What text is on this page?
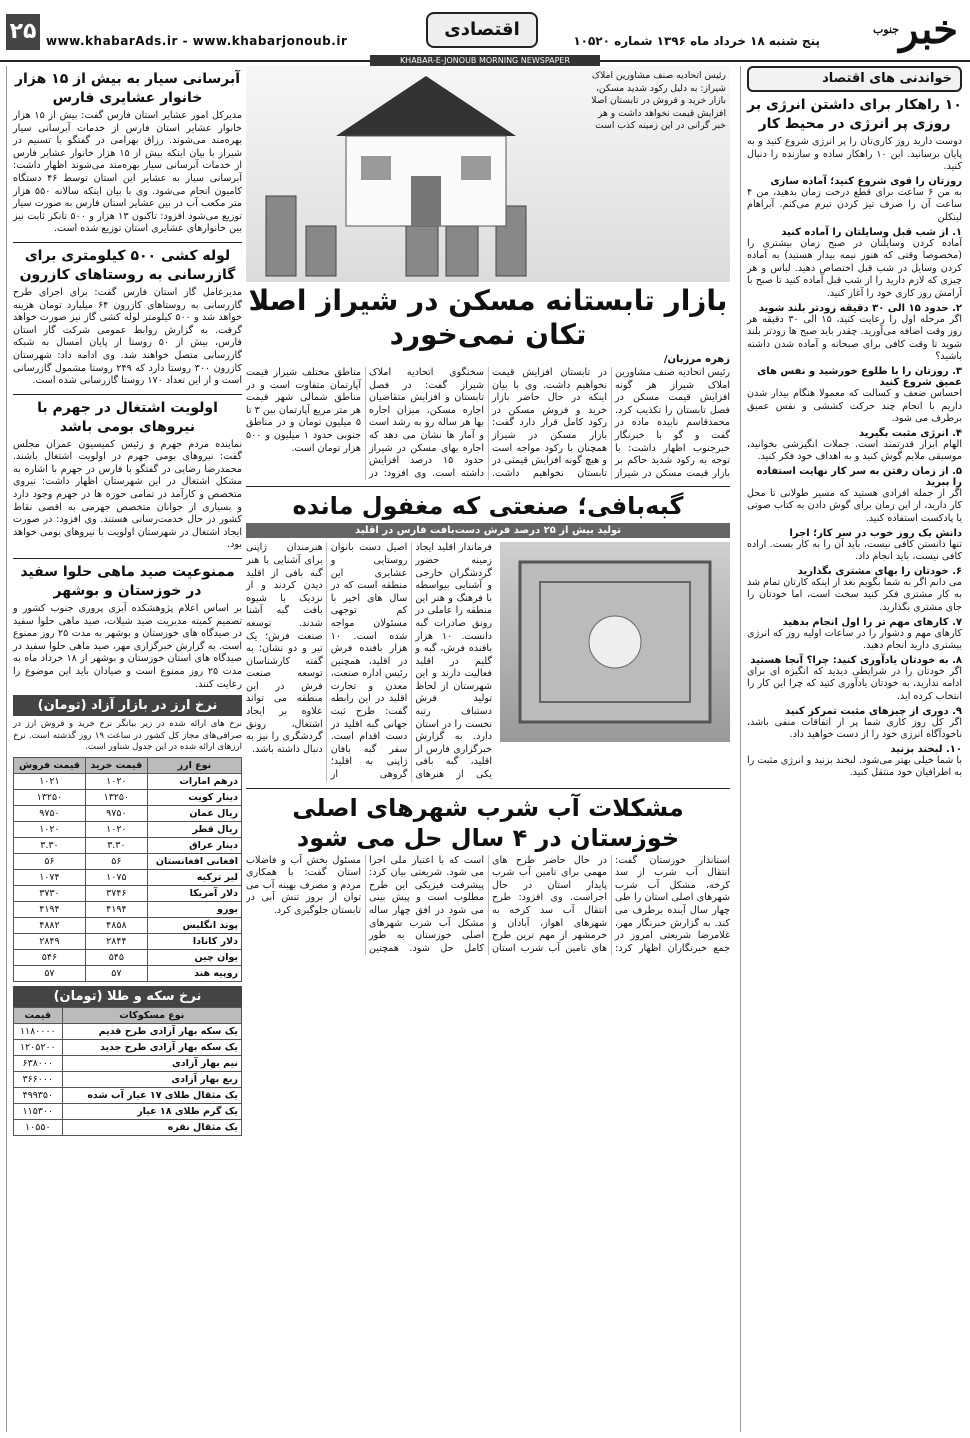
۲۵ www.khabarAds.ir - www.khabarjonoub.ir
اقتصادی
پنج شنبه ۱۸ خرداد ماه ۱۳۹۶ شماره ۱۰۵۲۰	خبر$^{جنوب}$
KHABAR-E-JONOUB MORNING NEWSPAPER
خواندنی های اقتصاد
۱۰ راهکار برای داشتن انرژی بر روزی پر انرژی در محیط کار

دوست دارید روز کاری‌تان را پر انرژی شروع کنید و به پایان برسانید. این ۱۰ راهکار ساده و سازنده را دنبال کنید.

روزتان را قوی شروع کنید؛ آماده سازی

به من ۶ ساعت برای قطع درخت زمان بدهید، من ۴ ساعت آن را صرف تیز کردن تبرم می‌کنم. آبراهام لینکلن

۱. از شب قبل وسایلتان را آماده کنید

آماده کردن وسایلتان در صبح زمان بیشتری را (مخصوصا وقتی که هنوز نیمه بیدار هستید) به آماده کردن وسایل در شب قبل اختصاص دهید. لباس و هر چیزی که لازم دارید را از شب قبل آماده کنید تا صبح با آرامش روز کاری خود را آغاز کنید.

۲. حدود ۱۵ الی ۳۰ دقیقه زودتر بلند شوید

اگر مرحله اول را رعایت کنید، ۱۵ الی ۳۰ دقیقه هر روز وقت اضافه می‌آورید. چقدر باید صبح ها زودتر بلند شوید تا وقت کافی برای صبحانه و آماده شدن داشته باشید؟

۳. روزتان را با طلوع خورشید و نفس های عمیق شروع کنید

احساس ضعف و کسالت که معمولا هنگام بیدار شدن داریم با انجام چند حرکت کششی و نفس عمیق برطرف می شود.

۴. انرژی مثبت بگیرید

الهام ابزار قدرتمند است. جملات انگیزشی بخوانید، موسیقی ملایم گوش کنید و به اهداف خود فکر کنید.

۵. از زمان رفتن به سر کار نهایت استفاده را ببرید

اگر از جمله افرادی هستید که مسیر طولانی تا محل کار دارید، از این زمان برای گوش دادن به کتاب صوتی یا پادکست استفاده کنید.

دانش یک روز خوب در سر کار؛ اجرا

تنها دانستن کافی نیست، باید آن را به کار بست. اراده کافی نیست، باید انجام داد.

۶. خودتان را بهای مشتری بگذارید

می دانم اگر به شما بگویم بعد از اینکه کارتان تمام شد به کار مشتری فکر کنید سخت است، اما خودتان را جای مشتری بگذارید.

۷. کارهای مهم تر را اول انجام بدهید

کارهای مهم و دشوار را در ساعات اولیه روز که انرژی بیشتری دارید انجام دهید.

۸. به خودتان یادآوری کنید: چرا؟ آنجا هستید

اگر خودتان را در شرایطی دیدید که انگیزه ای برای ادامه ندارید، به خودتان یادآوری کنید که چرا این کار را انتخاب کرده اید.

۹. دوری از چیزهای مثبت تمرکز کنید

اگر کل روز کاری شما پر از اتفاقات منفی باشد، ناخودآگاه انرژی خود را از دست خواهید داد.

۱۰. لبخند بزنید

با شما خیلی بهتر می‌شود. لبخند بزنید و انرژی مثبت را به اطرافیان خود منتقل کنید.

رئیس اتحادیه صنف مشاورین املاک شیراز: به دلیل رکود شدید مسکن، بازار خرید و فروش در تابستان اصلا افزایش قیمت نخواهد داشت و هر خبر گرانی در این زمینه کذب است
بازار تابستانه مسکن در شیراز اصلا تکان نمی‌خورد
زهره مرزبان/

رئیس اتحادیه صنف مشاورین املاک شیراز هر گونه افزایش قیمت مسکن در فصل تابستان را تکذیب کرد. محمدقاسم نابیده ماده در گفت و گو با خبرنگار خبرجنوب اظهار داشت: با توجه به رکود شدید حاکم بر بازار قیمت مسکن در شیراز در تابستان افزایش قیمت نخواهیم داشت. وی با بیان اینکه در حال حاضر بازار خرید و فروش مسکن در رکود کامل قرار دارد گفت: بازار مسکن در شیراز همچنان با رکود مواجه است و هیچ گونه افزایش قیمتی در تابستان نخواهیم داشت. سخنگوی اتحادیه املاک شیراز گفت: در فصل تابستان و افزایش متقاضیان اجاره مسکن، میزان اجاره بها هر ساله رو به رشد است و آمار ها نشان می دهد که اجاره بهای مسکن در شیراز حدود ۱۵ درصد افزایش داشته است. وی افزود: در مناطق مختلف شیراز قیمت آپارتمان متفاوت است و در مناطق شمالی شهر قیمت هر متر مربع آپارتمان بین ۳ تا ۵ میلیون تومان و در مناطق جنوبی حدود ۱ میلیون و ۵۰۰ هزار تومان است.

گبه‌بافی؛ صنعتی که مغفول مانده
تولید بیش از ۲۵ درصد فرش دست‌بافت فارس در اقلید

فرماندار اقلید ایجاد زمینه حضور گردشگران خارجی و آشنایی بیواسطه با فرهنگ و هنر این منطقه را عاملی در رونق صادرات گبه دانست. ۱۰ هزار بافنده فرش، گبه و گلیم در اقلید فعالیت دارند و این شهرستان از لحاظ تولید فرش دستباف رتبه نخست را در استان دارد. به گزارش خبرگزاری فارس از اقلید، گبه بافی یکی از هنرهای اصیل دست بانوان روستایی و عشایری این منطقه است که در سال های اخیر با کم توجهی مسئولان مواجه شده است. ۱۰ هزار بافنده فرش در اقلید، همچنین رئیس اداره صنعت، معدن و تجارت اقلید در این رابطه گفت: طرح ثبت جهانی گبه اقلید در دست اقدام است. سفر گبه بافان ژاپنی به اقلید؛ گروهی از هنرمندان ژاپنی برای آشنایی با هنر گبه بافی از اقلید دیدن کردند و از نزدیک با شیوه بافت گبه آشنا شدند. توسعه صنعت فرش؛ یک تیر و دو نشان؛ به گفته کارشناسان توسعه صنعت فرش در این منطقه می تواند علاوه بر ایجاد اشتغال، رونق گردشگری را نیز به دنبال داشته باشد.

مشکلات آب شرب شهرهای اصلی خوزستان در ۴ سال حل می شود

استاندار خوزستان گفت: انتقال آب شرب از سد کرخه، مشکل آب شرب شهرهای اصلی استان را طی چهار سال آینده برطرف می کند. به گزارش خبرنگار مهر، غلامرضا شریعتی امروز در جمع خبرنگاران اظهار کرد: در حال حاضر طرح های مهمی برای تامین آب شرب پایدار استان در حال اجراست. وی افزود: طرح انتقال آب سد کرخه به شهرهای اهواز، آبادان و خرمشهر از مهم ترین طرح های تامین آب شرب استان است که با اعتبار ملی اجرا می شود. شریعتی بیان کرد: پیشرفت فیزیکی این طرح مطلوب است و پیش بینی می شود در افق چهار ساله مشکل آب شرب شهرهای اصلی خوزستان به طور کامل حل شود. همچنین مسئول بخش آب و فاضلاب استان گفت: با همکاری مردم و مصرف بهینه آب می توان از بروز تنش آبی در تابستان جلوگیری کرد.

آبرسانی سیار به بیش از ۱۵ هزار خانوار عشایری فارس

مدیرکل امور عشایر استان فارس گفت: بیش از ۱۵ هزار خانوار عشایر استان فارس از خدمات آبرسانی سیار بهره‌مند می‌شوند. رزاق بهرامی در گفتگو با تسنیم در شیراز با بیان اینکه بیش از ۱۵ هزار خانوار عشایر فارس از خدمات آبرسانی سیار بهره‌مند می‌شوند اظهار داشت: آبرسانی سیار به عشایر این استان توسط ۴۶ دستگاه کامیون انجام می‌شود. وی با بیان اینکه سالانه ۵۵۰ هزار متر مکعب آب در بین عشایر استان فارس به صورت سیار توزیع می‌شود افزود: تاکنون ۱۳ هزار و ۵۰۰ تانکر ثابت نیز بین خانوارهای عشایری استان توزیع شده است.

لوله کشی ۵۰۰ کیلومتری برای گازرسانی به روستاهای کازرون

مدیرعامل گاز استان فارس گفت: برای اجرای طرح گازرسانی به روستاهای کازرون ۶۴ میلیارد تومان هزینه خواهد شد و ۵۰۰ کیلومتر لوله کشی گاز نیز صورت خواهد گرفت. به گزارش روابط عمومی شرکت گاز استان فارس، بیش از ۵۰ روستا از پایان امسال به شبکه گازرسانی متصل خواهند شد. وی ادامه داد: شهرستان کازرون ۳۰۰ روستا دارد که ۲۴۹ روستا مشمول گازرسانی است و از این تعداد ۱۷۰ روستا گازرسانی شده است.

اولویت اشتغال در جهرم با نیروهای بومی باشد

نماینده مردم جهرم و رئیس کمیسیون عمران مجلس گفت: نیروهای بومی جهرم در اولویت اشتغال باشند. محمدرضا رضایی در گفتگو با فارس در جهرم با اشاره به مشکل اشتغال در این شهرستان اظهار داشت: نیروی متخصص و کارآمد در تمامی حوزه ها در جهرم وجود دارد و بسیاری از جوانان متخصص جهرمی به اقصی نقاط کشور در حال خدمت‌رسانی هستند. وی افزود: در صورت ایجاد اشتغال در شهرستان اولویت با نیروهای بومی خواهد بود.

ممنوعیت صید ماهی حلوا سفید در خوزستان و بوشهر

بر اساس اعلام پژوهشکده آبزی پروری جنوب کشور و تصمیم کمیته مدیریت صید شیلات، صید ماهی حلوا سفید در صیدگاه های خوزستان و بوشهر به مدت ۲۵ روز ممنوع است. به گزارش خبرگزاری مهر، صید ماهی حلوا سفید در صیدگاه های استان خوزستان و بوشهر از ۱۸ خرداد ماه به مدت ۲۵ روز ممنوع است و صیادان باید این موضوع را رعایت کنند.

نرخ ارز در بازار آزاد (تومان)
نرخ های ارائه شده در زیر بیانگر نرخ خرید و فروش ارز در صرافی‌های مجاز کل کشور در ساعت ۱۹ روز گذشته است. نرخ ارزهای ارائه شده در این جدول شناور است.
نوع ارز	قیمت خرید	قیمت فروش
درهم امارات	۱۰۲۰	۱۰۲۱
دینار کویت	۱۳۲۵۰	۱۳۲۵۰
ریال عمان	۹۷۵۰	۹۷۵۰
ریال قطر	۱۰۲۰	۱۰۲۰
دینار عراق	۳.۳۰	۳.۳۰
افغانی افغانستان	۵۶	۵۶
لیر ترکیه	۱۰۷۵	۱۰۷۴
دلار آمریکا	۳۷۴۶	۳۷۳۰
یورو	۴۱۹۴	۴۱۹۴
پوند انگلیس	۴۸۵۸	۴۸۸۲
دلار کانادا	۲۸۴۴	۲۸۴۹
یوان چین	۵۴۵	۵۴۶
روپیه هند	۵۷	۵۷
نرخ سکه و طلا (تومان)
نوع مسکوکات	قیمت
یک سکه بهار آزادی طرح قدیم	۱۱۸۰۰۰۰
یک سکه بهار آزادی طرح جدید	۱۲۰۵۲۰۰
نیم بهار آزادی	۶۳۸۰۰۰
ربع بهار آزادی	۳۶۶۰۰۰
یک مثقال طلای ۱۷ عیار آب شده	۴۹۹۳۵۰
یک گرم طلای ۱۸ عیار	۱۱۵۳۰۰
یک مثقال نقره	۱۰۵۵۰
+--
→ Problem
Sift the material for lines with the string "عشایری". Copy each one found.

→ Answer to this exercise
فرماندار اقلید ایجاد زمینه حضور گردشگران خارجی و آشنایی بیواسطه با فرهنگ و هنر این منطقه را عاملی در رونق صادرات گبه دانست. ۱۰ هزار بافنده فرش، گبه و گلیم در اقلید فعالیت دارند و این شهرستان از لحاظ تولید فرش دستباف رتبه نخست را در استان دارد. به گزارش خبرگزاری فارس از اقلید، گبه بافی یکی از هنرهای اصیل دست بانوان روستایی و عشایری این منطقه است که در سال های اخیر با کم توجهی مسئولان مواجه شده است. ۱۰ هزار بافنده فرش در اقلید، همچنین رئیس اداره صنعت، معدن و تجارت اقلید در این رابطه گفت: طرح ثبت جهانی گبه اقلید در دست اقدام است. سفر گبه بافان ژاپنی به اقلید؛ گروهی از هنرمندان ژاپنی برای آشنایی با هنر گبه بافی از اقلید دیدن کردند و از نزدیک با شیوه بافت گبه آشنا شدند. توسعه صنعت فرش؛ یک تیر و دو نشان؛ به گفته کارشناسان توسعه صنعت فرش در این منطقه می تواند علاوه بر ایجاد اشتغال، رونق گردشگری را نیز به دنبال داشته باشد.
آبرسانی سیار به بیش از ۱۵ هزار خانوار عشایری فارس
مدیرکل امور عشایر استان فارس گفت: بیش از ۱۵ هزار خانوار عشایر استان فارس از خدمات آبرسانی سیار بهره‌مند می‌شوند. رزاق بهرامی در گفتگو با تسنیم در شیراز با بیان اینکه بیش از ۱۵ هزار خانوار عشایر فارس از خدمات آبرسانی سیار بهره‌مند می‌شوند اظهار داشت: آبرسانی سیار به عشایر این استان توسط ۴۶ دستگاه کامیون انجام می‌شود. وی با بیان اینکه سالانه ۵۵۰ هزار متر مکعب آب در بین عشایر استان فارس به صورت سیار توزیع می‌شود افزود: تاکنون ۱۳ هزار و ۵۰۰ تانکر ثابت نیز بین خانوارهای عشایری استان توزیع شده است.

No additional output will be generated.